Start of Recorded information

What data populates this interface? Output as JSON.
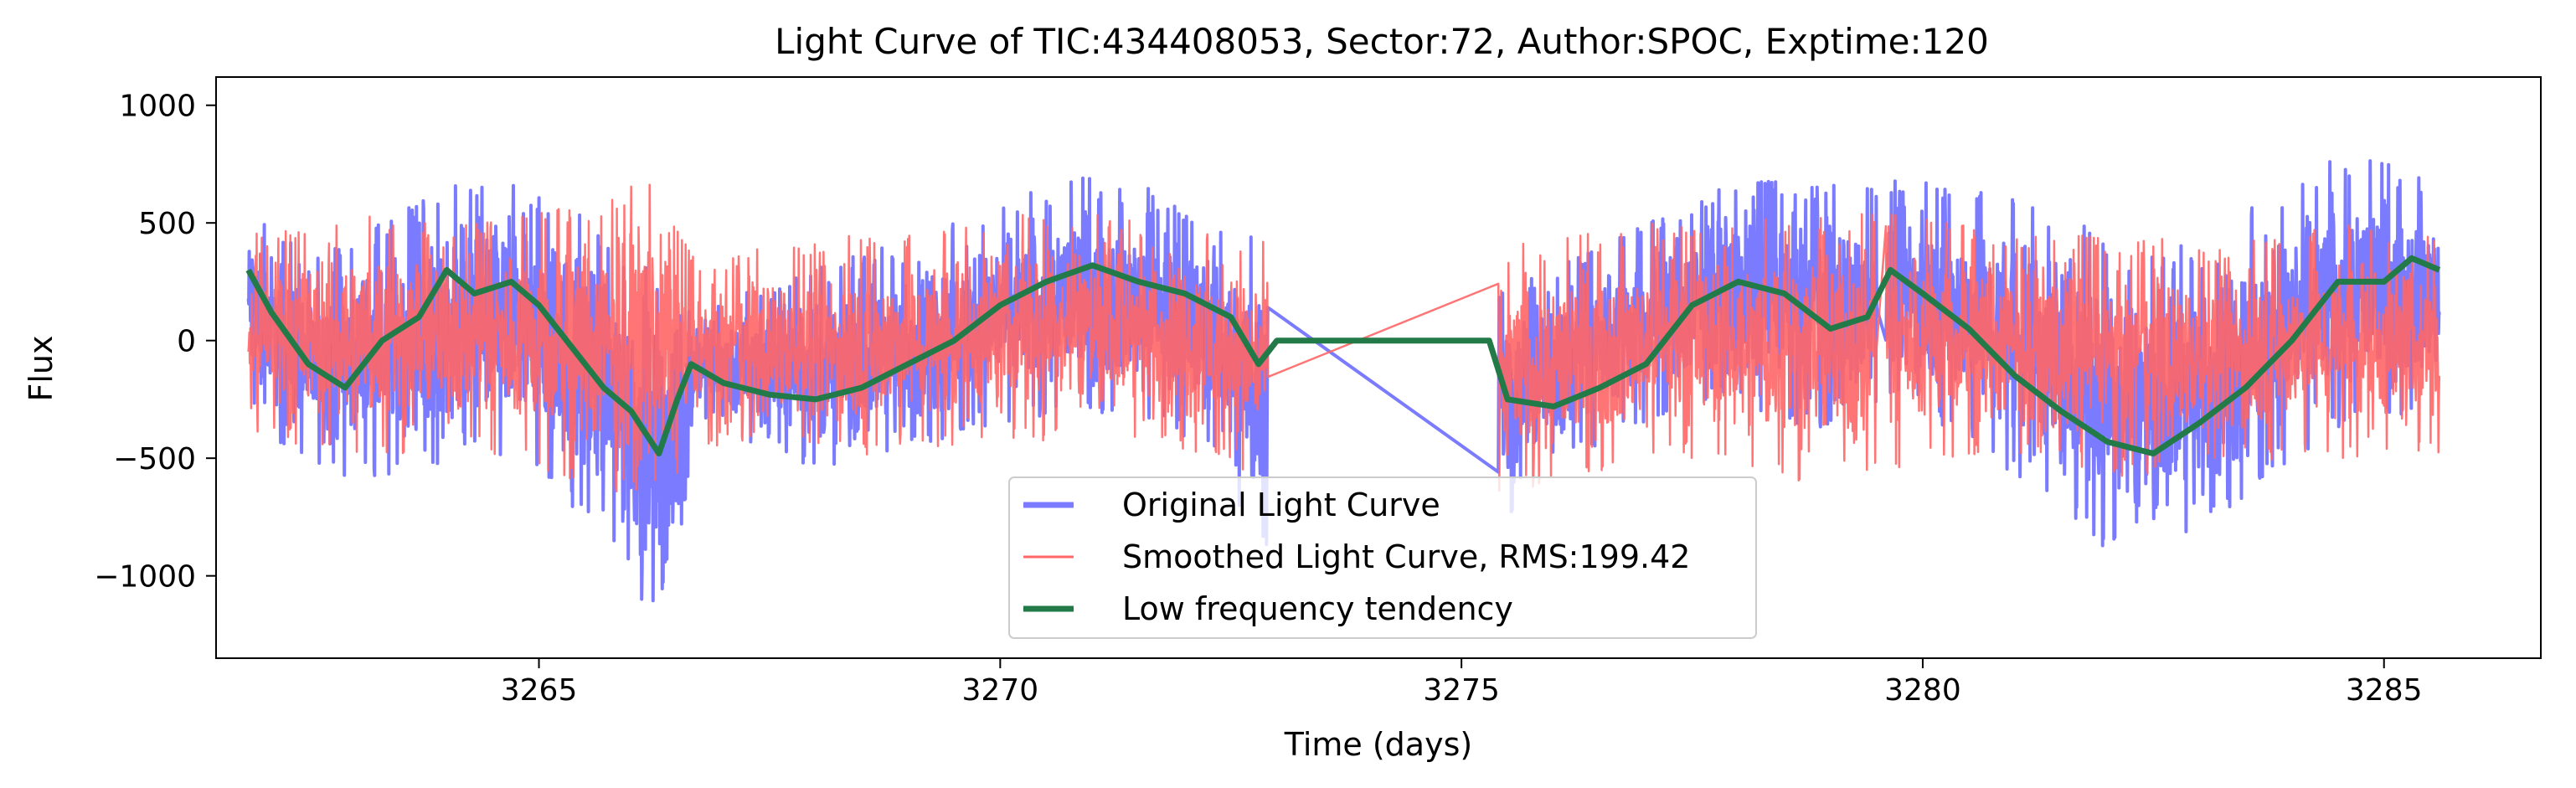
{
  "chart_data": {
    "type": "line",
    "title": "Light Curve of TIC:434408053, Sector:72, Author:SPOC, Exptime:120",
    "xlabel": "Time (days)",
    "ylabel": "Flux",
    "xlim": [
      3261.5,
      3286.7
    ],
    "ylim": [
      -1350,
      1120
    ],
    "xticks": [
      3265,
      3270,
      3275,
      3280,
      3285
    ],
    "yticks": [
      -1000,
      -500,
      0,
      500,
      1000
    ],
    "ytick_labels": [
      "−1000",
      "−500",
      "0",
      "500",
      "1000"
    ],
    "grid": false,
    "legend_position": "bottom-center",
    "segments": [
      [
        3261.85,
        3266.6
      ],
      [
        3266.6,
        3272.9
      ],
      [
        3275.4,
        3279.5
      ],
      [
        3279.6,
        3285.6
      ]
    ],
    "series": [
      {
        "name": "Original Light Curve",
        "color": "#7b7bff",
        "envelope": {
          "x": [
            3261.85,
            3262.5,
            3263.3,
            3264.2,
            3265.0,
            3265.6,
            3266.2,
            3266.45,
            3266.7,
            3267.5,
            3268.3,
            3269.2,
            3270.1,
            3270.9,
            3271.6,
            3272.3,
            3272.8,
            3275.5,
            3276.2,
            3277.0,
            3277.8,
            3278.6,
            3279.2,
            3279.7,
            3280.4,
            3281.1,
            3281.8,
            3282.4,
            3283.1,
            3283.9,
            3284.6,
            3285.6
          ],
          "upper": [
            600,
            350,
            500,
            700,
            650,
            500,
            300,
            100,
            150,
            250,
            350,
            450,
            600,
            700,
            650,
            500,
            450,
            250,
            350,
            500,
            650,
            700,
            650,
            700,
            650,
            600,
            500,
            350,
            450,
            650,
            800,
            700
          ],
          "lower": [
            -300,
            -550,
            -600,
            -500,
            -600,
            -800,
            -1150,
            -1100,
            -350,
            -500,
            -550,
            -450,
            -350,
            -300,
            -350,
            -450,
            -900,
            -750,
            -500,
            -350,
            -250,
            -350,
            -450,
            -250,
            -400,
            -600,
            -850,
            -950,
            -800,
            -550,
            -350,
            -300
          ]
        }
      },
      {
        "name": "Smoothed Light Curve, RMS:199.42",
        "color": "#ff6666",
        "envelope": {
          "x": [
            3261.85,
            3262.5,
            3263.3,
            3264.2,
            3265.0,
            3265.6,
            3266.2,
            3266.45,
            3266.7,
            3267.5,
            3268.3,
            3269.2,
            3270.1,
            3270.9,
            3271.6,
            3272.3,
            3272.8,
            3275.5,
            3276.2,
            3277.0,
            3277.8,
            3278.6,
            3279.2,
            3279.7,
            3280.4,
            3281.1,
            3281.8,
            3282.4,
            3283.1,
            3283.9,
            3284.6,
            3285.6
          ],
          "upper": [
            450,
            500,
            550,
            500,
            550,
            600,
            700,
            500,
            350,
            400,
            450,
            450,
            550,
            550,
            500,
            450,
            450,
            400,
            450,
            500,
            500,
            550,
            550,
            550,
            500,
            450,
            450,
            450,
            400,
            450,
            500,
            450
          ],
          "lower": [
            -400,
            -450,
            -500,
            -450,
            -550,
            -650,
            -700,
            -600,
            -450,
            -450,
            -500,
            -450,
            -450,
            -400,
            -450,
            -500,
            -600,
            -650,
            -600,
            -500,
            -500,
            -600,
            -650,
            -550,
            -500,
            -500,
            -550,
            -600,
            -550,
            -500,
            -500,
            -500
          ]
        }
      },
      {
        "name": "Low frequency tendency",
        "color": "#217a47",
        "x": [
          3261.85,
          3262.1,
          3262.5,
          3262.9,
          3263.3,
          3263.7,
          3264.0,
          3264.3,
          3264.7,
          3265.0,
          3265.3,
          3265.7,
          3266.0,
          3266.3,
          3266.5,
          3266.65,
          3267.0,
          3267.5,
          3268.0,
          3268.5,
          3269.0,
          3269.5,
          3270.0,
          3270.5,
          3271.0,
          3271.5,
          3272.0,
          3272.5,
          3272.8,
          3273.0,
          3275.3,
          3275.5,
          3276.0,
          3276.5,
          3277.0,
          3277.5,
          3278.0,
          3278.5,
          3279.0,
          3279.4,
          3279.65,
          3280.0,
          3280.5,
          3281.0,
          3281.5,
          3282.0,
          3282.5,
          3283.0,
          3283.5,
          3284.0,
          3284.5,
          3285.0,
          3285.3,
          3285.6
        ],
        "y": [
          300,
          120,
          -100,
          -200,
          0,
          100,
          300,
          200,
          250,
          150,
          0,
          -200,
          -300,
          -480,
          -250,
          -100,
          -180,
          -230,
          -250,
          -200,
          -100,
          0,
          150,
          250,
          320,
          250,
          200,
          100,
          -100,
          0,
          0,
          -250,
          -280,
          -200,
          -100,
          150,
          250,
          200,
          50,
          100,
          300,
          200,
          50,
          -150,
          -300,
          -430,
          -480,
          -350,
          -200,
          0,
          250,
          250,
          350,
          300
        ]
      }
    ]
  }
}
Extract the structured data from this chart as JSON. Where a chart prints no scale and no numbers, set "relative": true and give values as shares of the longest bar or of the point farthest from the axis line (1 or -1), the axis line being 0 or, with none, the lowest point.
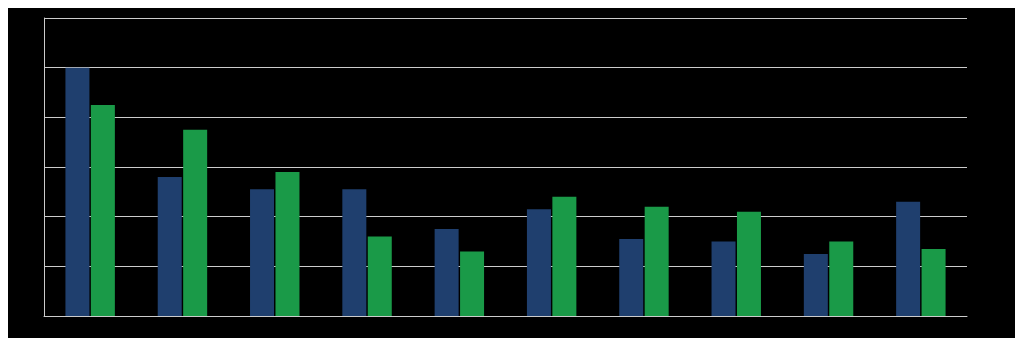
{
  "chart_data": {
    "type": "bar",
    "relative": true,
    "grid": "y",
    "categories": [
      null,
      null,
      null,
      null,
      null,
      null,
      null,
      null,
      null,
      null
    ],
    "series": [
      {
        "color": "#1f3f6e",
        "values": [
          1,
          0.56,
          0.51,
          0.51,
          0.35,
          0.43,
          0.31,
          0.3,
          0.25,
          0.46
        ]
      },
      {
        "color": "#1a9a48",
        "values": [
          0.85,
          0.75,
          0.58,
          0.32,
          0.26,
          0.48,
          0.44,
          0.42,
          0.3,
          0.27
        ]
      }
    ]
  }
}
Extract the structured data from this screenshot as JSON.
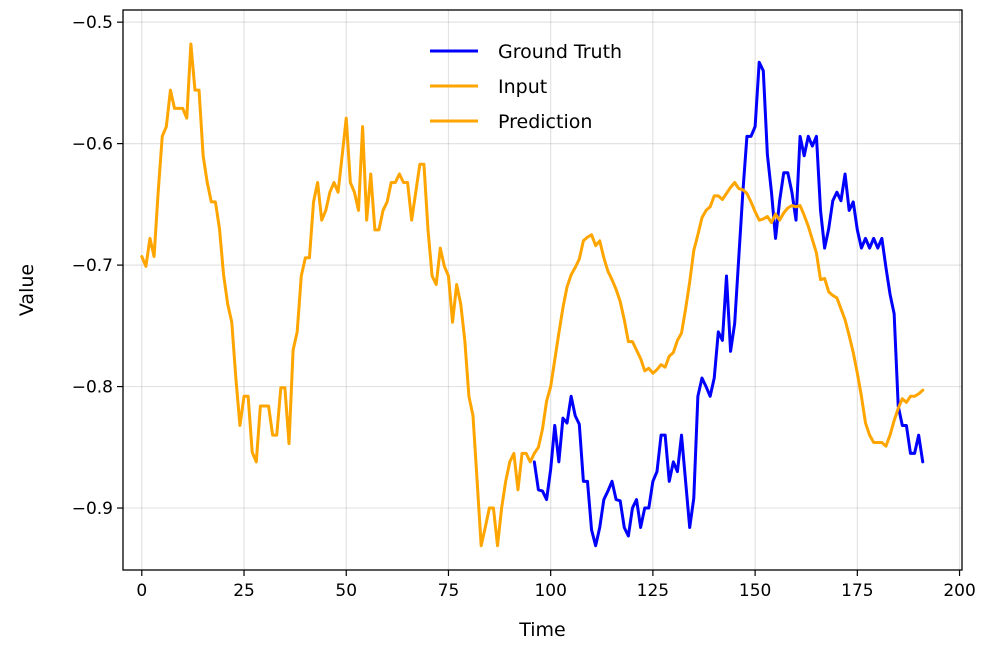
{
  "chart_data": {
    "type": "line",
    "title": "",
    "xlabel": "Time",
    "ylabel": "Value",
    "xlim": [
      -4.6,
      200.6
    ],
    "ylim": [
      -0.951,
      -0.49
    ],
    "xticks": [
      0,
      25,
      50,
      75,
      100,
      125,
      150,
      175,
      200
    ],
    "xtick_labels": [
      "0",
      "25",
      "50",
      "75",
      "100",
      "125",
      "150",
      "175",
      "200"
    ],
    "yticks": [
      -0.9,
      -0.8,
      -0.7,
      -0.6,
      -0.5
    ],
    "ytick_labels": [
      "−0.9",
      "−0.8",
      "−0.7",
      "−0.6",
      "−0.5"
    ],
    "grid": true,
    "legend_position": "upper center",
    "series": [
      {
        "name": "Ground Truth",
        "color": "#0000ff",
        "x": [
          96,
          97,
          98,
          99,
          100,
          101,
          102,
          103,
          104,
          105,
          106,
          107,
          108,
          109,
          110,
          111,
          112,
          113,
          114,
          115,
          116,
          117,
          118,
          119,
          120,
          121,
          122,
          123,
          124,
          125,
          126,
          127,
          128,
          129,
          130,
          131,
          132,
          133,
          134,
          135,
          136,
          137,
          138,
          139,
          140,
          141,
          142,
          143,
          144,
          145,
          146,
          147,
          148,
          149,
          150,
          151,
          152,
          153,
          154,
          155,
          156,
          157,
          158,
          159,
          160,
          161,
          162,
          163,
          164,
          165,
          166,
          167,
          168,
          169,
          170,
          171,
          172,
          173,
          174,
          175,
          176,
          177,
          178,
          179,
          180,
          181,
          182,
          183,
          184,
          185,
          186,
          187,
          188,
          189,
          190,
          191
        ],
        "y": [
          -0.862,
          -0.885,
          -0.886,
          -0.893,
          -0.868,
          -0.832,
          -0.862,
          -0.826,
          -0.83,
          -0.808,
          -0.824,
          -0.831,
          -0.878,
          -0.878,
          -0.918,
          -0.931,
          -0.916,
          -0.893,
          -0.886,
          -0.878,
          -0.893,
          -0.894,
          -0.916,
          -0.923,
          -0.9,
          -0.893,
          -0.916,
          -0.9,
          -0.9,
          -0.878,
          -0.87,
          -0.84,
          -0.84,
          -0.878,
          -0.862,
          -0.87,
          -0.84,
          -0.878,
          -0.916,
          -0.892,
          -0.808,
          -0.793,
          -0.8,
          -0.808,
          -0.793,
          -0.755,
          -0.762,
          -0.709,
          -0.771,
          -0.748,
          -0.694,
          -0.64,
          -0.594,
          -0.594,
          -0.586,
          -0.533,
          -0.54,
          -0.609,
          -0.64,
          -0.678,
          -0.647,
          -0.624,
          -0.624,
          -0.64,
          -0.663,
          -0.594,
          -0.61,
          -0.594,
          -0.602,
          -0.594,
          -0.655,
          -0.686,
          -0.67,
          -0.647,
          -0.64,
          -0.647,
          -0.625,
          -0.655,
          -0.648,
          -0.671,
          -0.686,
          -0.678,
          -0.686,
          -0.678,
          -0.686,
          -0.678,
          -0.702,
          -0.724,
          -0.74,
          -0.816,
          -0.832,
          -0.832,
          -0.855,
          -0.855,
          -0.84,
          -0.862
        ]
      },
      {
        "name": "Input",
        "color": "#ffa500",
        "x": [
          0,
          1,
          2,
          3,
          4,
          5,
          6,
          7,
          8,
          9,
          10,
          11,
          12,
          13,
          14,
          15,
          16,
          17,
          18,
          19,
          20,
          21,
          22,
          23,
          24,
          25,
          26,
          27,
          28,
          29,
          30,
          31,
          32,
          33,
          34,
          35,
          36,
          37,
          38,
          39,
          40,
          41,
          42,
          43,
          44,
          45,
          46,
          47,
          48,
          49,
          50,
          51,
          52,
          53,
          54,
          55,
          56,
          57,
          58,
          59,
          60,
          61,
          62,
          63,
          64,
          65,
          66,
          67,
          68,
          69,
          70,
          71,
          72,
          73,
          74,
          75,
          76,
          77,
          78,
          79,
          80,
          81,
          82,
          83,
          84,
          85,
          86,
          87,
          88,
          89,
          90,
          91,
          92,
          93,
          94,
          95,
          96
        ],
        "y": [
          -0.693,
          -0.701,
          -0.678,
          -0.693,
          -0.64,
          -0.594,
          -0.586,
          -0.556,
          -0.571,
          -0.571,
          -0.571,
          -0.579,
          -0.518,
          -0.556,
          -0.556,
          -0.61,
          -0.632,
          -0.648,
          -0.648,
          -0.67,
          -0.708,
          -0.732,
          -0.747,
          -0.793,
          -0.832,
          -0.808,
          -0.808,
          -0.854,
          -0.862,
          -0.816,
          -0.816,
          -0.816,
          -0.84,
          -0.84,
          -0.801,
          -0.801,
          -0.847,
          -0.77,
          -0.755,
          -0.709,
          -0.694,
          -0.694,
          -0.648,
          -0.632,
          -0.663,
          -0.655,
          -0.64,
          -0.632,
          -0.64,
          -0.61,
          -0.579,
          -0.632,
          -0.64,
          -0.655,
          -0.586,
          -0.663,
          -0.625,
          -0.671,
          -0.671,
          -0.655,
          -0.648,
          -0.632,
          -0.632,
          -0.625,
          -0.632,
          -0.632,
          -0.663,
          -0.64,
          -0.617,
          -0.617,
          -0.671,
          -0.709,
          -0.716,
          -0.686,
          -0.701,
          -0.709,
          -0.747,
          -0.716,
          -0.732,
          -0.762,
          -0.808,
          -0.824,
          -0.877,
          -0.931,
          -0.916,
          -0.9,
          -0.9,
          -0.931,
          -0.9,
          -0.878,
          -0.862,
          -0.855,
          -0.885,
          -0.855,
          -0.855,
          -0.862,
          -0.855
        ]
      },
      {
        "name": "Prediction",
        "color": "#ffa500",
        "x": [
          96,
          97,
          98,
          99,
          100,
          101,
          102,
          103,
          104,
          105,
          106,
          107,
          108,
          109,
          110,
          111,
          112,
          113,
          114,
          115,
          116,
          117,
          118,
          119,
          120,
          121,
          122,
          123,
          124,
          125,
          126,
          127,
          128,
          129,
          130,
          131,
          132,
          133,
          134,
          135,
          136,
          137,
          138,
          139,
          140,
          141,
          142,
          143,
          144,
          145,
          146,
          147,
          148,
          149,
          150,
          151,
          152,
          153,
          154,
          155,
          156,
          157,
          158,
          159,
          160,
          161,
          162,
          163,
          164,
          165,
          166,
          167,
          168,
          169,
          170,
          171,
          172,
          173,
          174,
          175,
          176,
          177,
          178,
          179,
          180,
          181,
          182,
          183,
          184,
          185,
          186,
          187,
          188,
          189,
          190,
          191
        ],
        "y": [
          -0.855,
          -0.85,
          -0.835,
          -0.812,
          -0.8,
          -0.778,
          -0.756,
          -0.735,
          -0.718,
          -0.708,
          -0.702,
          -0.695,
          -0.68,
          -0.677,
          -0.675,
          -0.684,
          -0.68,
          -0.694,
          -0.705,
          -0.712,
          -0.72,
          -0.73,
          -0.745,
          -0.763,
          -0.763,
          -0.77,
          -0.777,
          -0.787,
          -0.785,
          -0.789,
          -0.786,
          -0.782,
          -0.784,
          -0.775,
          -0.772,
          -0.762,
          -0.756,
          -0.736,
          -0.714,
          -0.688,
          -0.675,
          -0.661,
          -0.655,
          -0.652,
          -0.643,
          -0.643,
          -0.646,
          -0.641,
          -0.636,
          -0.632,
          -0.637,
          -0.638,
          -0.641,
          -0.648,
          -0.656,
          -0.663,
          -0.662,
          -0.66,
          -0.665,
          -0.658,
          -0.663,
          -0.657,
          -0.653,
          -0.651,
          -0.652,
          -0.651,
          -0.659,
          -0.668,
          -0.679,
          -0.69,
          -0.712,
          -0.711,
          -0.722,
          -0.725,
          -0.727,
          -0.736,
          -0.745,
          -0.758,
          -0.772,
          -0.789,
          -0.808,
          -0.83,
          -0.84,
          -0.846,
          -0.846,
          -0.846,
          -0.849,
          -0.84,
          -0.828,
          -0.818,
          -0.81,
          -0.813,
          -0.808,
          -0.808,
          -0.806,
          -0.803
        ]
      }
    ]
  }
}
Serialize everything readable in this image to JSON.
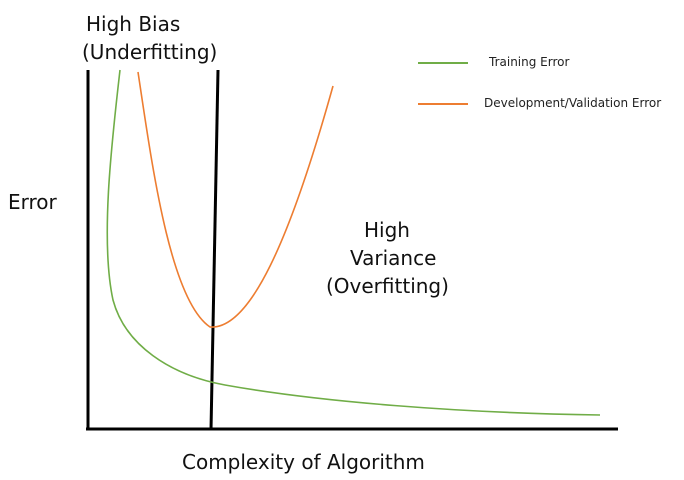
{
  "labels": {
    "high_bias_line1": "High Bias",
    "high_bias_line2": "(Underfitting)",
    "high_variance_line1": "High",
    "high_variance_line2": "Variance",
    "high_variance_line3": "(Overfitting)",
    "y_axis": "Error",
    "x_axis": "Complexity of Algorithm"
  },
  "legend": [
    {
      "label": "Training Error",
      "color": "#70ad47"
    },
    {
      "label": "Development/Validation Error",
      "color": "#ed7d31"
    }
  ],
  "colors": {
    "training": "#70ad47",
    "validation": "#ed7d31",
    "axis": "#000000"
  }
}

End of Recorded information

Description of the task =>
Leave out every picture and write out exactly the lines running from the line containing "Serialize everything readable" to the end of the listing above.

Expected answer =>
Serialize everything readable in this image to JSON.
{
  "labels": {
    "high_bias_line1": "High Bias",
    "high_bias_line2": "(Underfitting)",
    "high_variance_line1": "High",
    "high_variance_line2": "Variance",
    "high_variance_line3": "(Overfitting)",
    "y_axis": "Error",
    "x_axis": "Complexity of Algorithm"
  },
  "legend": [
    {
      "label": "Training Error",
      "color": "#70ad47"
    },
    {
      "label": "Development/Validation Error",
      "color": "#ed7d31"
    }
  ],
  "colors": {
    "training": "#70ad47",
    "validation": "#ed7d31",
    "axis": "#000000"
  }
}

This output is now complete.